What to work on.
Gather each line of the entries below that includes "administration".
═════ Input data ═════
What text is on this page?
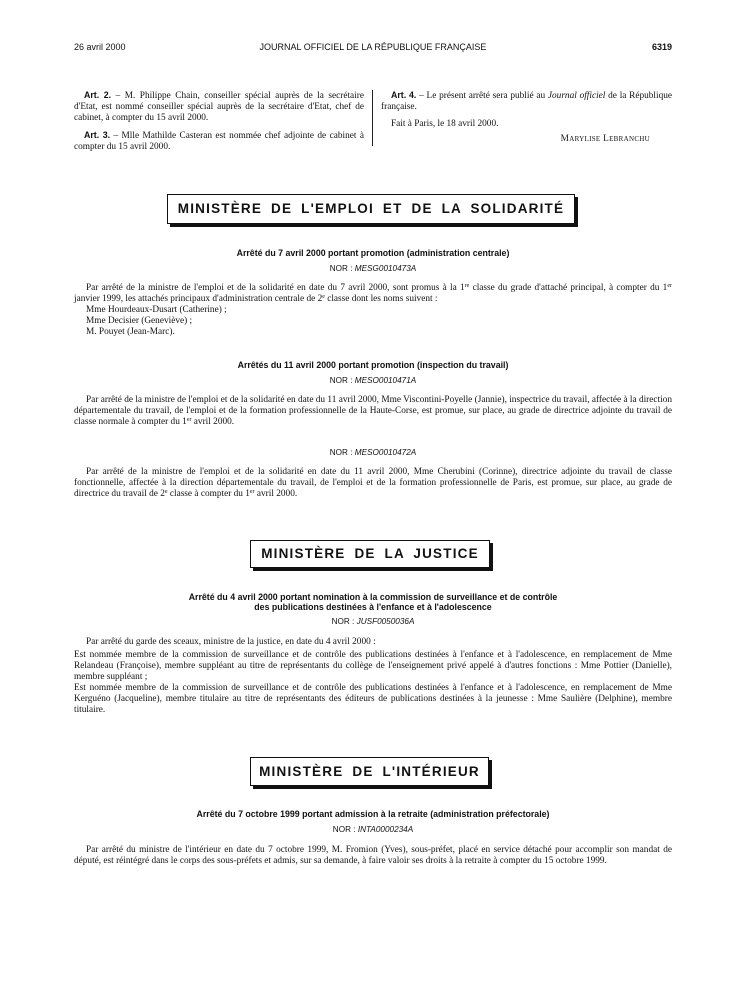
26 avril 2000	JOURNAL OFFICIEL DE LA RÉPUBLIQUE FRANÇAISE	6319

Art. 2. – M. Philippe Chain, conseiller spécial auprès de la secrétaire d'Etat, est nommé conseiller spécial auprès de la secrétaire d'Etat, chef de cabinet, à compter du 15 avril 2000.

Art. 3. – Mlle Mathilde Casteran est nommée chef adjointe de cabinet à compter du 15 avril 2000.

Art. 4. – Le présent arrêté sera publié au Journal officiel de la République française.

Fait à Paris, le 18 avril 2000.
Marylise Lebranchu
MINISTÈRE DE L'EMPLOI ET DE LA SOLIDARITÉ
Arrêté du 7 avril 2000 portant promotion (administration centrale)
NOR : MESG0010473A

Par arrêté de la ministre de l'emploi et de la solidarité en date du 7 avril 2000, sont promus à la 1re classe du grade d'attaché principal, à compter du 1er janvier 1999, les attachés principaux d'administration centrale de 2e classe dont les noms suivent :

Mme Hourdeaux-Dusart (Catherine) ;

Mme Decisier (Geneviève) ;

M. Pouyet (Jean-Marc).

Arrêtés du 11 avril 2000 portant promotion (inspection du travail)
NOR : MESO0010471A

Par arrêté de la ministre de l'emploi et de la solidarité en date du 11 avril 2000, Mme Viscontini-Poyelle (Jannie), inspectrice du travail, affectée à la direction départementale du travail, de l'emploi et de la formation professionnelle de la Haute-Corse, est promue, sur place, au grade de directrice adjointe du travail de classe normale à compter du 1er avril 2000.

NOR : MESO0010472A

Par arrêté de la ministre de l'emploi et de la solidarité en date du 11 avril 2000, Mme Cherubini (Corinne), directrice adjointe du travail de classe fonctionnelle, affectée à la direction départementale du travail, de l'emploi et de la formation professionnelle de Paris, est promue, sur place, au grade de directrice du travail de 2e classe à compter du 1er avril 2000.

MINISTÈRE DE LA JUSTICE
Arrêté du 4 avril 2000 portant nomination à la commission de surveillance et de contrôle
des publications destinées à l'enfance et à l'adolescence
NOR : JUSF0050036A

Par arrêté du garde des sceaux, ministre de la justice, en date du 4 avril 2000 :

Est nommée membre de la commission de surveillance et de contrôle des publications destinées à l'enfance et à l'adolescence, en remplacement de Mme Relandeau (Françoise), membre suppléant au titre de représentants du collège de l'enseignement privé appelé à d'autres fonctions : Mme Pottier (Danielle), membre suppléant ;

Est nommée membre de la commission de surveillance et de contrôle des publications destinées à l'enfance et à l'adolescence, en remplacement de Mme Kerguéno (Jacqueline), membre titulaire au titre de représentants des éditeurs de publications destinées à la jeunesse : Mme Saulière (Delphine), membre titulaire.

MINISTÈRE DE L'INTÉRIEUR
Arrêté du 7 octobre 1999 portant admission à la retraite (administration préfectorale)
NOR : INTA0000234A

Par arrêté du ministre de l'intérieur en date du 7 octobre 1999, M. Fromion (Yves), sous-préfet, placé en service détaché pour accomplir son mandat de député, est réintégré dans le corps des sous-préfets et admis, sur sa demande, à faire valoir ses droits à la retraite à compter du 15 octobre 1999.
═════
═════ Input data ═════
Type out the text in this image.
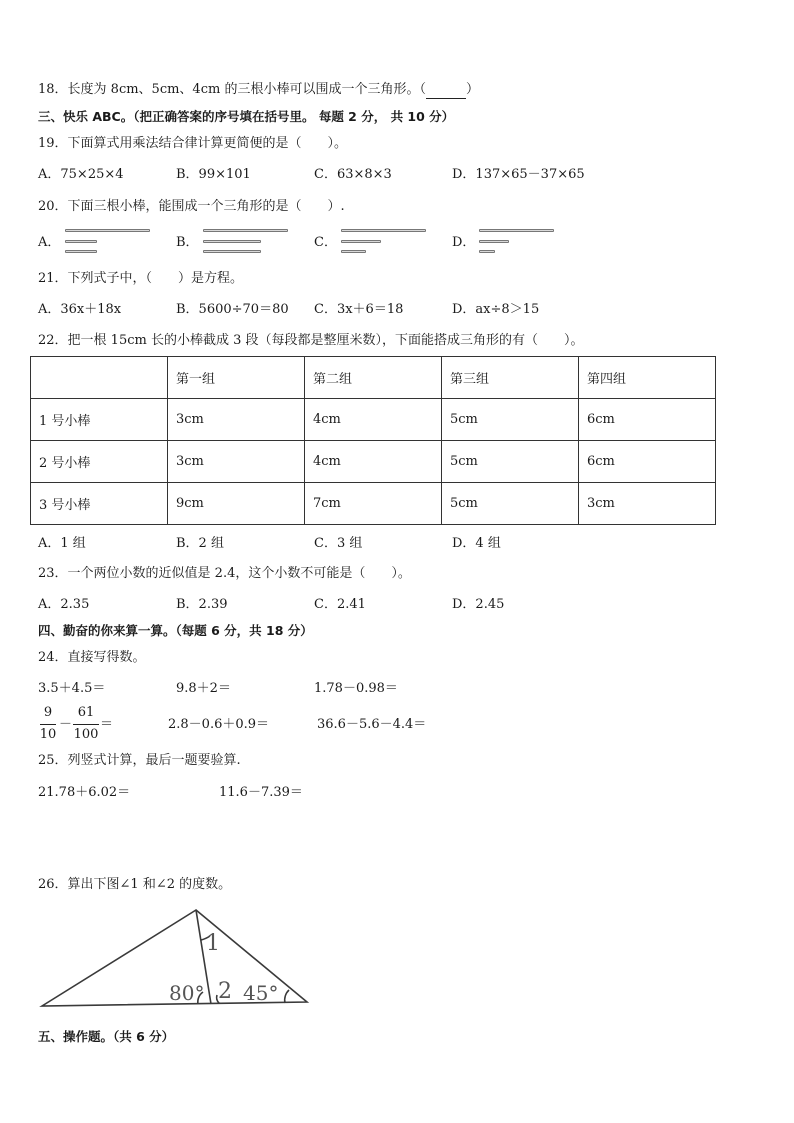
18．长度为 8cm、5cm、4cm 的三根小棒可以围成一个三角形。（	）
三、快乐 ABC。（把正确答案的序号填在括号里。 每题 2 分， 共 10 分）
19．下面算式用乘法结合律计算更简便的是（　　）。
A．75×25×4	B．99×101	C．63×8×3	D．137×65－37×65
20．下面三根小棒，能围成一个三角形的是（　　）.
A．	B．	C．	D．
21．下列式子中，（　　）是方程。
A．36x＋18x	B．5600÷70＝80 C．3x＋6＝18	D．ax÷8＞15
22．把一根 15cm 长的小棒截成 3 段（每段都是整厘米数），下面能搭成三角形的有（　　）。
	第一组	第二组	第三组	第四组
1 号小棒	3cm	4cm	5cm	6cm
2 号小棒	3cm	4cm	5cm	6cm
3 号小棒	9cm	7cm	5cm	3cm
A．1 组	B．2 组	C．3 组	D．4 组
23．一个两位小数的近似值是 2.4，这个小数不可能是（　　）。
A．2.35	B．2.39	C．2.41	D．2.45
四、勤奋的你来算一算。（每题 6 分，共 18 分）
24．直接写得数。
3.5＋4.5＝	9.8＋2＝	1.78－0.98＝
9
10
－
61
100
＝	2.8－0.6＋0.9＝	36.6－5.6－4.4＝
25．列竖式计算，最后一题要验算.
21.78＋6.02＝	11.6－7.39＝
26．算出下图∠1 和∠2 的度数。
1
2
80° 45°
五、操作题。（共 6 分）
═════
Exercise answer.
Arrêté du 7 avril 2000 portant promotion (administration centrale)
Par arrêté de la ministre de l'emploi et de la solidarité en date du 7 avril 2000, sont promus à la 1re classe du grade d'attaché principal, à compter du 1er janvier 1999, les attachés principaux d'administration centrale de 2e classe dont les noms suivent :
Arrêté du 7 octobre 1999 portant admission à la retraite (administration préfectorale)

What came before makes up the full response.